• **Exercise task**
Copy the records below exactly as they appear.

(Raw records)
** Begin **

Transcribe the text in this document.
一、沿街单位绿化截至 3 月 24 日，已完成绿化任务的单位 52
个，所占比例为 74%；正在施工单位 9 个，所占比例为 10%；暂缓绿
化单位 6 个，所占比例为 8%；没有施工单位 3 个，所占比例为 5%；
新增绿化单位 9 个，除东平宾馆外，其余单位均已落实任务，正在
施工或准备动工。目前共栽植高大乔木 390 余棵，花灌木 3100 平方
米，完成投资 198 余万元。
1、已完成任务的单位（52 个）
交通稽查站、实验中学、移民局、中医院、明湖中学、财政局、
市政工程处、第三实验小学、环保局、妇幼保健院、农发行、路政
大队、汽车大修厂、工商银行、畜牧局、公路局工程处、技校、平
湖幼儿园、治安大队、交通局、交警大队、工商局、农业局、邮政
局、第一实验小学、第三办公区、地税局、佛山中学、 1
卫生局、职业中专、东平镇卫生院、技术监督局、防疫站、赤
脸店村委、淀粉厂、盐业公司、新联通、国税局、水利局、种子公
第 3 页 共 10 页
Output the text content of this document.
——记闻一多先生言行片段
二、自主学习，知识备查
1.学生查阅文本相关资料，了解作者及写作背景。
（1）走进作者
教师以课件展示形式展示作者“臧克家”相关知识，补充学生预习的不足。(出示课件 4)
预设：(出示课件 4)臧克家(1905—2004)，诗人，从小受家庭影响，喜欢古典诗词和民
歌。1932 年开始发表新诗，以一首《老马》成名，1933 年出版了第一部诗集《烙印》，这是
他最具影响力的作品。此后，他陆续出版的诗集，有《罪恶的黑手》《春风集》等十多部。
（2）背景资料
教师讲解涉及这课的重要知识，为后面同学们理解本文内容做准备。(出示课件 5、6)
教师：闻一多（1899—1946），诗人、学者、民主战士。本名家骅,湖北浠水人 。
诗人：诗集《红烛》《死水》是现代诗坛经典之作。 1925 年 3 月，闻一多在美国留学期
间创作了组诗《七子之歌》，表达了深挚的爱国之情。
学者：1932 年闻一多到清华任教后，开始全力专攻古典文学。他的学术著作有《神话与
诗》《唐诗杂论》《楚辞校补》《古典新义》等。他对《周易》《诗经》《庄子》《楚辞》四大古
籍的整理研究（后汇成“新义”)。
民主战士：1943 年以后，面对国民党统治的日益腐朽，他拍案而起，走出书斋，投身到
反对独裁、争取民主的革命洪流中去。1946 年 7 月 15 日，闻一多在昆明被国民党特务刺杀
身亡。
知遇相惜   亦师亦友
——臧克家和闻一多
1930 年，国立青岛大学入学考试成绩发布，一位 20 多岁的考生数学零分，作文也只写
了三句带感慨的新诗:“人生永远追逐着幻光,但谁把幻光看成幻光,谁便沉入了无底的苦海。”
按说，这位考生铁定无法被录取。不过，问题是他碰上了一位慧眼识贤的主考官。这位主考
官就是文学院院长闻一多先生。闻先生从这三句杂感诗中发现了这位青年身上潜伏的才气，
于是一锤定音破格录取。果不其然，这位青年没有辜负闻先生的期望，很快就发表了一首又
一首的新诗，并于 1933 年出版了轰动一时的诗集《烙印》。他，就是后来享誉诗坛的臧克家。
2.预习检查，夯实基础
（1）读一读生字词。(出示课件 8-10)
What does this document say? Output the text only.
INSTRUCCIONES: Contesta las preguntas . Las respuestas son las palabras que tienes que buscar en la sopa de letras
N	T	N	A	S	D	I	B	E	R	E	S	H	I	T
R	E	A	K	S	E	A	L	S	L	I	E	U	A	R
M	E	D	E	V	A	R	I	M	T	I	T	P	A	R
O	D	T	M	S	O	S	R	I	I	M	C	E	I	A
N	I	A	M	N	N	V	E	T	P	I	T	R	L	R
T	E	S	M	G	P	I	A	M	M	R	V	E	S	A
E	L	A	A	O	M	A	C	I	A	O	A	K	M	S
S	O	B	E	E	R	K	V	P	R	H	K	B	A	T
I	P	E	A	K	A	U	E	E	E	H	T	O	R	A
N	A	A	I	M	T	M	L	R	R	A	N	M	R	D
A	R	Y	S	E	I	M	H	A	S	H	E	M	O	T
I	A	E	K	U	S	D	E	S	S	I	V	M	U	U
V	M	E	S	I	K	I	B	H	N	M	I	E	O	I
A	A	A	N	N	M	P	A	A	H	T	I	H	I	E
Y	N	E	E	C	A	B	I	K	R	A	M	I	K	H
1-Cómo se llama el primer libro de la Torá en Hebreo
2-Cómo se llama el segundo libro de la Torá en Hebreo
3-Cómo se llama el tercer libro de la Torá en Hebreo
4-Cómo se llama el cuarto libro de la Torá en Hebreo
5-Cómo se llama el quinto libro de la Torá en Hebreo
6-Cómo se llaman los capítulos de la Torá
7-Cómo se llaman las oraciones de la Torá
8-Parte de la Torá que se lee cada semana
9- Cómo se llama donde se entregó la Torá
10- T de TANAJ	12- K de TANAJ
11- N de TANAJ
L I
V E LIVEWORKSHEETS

** End **

• **Answer**
Transcribe the text in this document.
一、沿街单位绿化截至 3 月 24 日，已完成绿化任务的单位 52
个，所占比例为 74%；正在施工单位 9 个，所占比例为 10%；暂缓绿
化单位 6 个，所占比例为 8%；没有施工单位 3 个，所占比例为 5%；
新增绿化单位 9 个，除东平宾馆外，其余单位均已落实任务，正在
施工或准备动工。目前共栽植高大乔木 390 余棵，花灌木 3100 平方
米，完成投资 198 余万元。
1、已完成任务的单位（52 个）
交通稽查站、实验中学、移民局、中医院、明湖中学、财政局、
市政工程处、第三实验小学、环保局、妇幼保健院、农发行、路政
大队、汽车大修厂、工商银行、畜牧局、公路局工程处、技校、平
湖幼儿园、治安大队、交通局、交警大队、工商局、农业局、邮政
局、第一实验小学、第三办公区、地税局、佛山中学、 1
卫生局、职业中专、东平镇卫生院、技术监督局、防疫站、赤
脸店村委、淀粉厂、盐业公司、新联通、国税局、水利局、种子公
第 3 页 共 10 页
Output the text content of this document.
——记闻一多先生言行片段
二、自主学习，知识备查
1.学生查阅文本相关资料，了解作者及写作背景。
（1）走进作者
教师以课件展示形式展示作者“臧克家”相关知识，补充学生预习的不足。(出示课件 4)
预设：(出示课件 4)臧克家(1905—2004)，诗人，从小受家庭影响，喜欢古典诗词和民
歌。1932 年开始发表新诗，以一首《老马》成名，1933 年出版了第一部诗集《烙印》，这是
他最具影响力的作品。此后，他陆续出版的诗集，有《罪恶的黑手》《春风集》等十多部。
（2）背景资料
教师讲解涉及这课的重要知识，为后面同学们理解本文内容做准备。(出示课件 5、6)
教师：闻一多（1899—1946），诗人、学者、民主战士。本名家骅,湖北浠水人 。
诗人：诗集《红烛》《死水》是现代诗坛经典之作。 1925 年 3 月，闻一多在美国留学期
间创作了组诗《七子之歌》，表达了深挚的爱国之情。
学者：1932 年闻一多到清华任教后，开始全力专攻古典文学。他的学术著作有《神话与
诗》《唐诗杂论》《楚辞校补》《古典新义》等。他对《周易》《诗经》《庄子》《楚辞》四大古
籍的整理研究（后汇成“新义”)。
民主战士：1943 年以后，面对国民党统治的日益腐朽，他拍案而起，走出书斋，投身到
反对独裁、争取民主的革命洪流中去。1946 年 7 月 15 日，闻一多在昆明被国民党特务刺杀
身亡。
知遇相惜   亦师亦友
——臧克家和闻一多
1930 年，国立青岛大学入学考试成绩发布，一位 20 多岁的考生数学零分，作文也只写
了三句带感慨的新诗:“人生永远追逐着幻光,但谁把幻光看成幻光,谁便沉入了无底的苦海。”
按说，这位考生铁定无法被录取。不过，问题是他碰上了一位慧眼识贤的主考官。这位主考
官就是文学院院长闻一多先生。闻先生从这三句杂感诗中发现了这位青年身上潜伏的才气，
于是一锤定音破格录取。果不其然，这位青年没有辜负闻先生的期望，很快就发表了一首又
一首的新诗，并于 1933 年出版了轰动一时的诗集《烙印》。他，就是后来享誉诗坛的臧克家。
2.预习检查，夯实基础
（1）读一读生字词。(出示课件 8-10)
What does this document say? Output the text only.
INSTRUCCIONES: Contesta las preguntas . Las respuestas son las palabras que tienes que buscar en la sopa de letras
N	T	N	A	S	D	I	B	E	R	E	S	H	I	T
R	E	A	K	S	E	A	L	S	L	I	E	U	A	R
M	E	D	E	V	A	R	I	M	T	I	T	P	A	R
O	D	T	M	S	O	S	R	I	I	M	C	E	I	A
N	I	A	M	N	N	V	E	T	P	I	T	R	L	R
T	E	S	M	G	P	I	A	M	M	R	V	E	S	A
E	L	A	A	O	M	A	C	I	A	O	A	K	M	S
S	O	B	E	E	R	K	V	P	R	H	K	B	A	T
I	P	E	A	K	A	U	E	E	E	H	T	O	R	A
N	A	A	I	M	T	M	L	R	R	A	N	M	R	D
A	R	Y	S	E	I	M	H	A	S	H	E	M	O	T
I	A	E	K	U	S	D	E	S	S	I	V	M	U	U
V	M	E	S	I	K	I	B	H	N	M	I	E	O	I
A	A	A	N	N	M	P	A	A	H	T	I	H	I	E
Y	N	E	E	C	A	B	I	K	R	A	M	I	K	H
1-Cómo se llama el primer libro de la Torá en Hebreo
2-Cómo se llama el segundo libro de la Torá en Hebreo
3-Cómo se llama el tercer libro de la Torá en Hebreo
4-Cómo se llama el cuarto libro de la Torá en Hebreo
5-Cómo se llama el quinto libro de la Torá en Hebreo
6-Cómo se llaman los capítulos de la Torá
7-Cómo se llaman las oraciones de la Torá
8-Parte de la Torá que se lee cada semana
9- Cómo se llama donde se entregó la Torá
10- T de TANAJ	12- K de TANAJ
11- N de TANAJ
L I
V E LIVEWORKSHEETS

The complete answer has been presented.